[Bounding box entries]
-----

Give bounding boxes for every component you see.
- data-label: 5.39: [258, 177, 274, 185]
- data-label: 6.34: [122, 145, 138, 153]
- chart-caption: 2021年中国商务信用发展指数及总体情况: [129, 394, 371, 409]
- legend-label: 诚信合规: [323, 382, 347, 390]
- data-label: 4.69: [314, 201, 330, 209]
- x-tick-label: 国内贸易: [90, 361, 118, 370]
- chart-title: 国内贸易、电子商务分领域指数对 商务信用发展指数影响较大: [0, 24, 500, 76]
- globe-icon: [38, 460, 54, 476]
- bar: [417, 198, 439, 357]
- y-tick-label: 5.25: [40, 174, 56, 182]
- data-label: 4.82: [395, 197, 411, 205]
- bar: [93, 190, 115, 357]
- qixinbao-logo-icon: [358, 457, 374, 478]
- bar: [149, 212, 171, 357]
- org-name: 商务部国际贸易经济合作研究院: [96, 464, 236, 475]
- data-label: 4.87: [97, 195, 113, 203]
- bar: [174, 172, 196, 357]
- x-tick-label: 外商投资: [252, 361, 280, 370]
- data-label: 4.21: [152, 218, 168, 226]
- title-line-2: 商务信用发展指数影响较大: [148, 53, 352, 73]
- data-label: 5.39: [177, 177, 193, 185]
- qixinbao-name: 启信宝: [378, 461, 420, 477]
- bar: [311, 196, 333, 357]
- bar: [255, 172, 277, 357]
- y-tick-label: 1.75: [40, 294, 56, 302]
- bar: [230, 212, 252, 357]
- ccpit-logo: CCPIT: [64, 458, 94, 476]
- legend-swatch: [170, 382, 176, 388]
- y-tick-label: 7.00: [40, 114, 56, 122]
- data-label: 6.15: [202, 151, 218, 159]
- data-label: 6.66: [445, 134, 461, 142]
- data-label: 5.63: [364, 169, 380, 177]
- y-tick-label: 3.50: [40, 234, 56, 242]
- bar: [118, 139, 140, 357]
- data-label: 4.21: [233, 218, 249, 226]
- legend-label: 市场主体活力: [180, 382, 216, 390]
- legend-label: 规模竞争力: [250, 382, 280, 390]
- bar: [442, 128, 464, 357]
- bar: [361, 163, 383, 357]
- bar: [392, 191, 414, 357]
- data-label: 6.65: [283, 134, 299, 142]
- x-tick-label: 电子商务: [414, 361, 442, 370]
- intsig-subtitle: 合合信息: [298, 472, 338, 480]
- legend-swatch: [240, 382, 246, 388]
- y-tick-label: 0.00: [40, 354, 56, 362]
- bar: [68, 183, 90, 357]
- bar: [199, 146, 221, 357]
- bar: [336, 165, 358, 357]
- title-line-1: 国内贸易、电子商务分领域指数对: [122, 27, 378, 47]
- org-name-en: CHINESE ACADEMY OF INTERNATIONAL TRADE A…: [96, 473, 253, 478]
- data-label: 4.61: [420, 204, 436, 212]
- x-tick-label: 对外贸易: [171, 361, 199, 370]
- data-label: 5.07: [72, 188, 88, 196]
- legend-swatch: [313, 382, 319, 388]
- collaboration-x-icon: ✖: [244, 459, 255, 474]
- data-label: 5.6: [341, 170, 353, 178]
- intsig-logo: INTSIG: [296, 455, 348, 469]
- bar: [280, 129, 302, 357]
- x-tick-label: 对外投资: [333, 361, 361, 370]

-----

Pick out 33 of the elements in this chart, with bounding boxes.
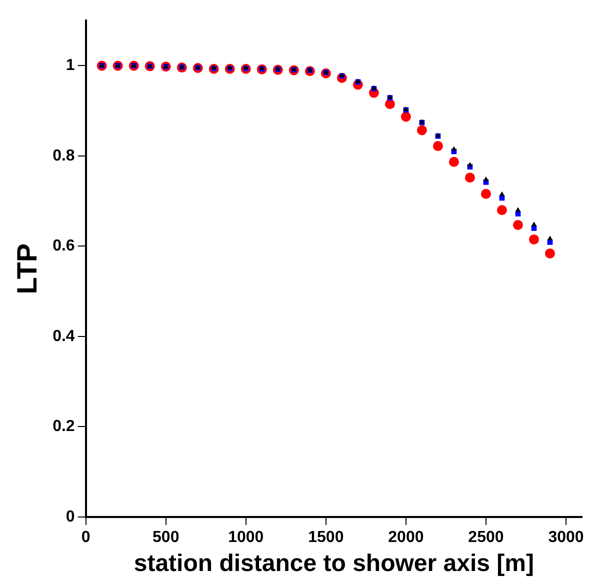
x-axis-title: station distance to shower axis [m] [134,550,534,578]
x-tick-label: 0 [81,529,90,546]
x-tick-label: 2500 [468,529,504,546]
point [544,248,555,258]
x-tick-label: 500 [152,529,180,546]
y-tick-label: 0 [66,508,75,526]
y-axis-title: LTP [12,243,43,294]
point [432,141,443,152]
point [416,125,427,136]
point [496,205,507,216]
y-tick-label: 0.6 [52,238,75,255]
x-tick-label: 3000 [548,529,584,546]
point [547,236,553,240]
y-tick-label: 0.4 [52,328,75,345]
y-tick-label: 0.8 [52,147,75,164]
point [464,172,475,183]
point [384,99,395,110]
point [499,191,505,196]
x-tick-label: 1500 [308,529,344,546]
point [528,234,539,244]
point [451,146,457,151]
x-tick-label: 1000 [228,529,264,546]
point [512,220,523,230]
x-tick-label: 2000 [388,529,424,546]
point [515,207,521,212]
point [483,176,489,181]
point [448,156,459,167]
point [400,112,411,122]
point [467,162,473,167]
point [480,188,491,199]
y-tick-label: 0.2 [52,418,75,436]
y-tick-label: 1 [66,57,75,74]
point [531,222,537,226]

-----

-- TASK --
Rename "x-tick-label" to "horizontal-tick" in the entries from the line with "x-axis-title: station distance" to the line with "point [547,236,553,240]". Give only those lines, with nothing else changed.

-- WORKED ANSWER --
x-axis-title: station distance to shower axis [m] [134,550,534,578]
horizontal-tick: 0 [81,529,90,546]
horizontal-tick: 2500 [468,529,504,546]
point [544,248,555,258]
horizontal-tick: 500 [152,529,180,546]
y-tick-label: 0 [66,508,75,526]
y-axis-title: LTP [12,243,43,294]
point [432,141,443,152]
point [416,125,427,136]
point [496,205,507,216]
y-tick-label: 0.6 [52,238,75,255]
horizontal-tick: 3000 [548,529,584,546]
point [547,236,553,240]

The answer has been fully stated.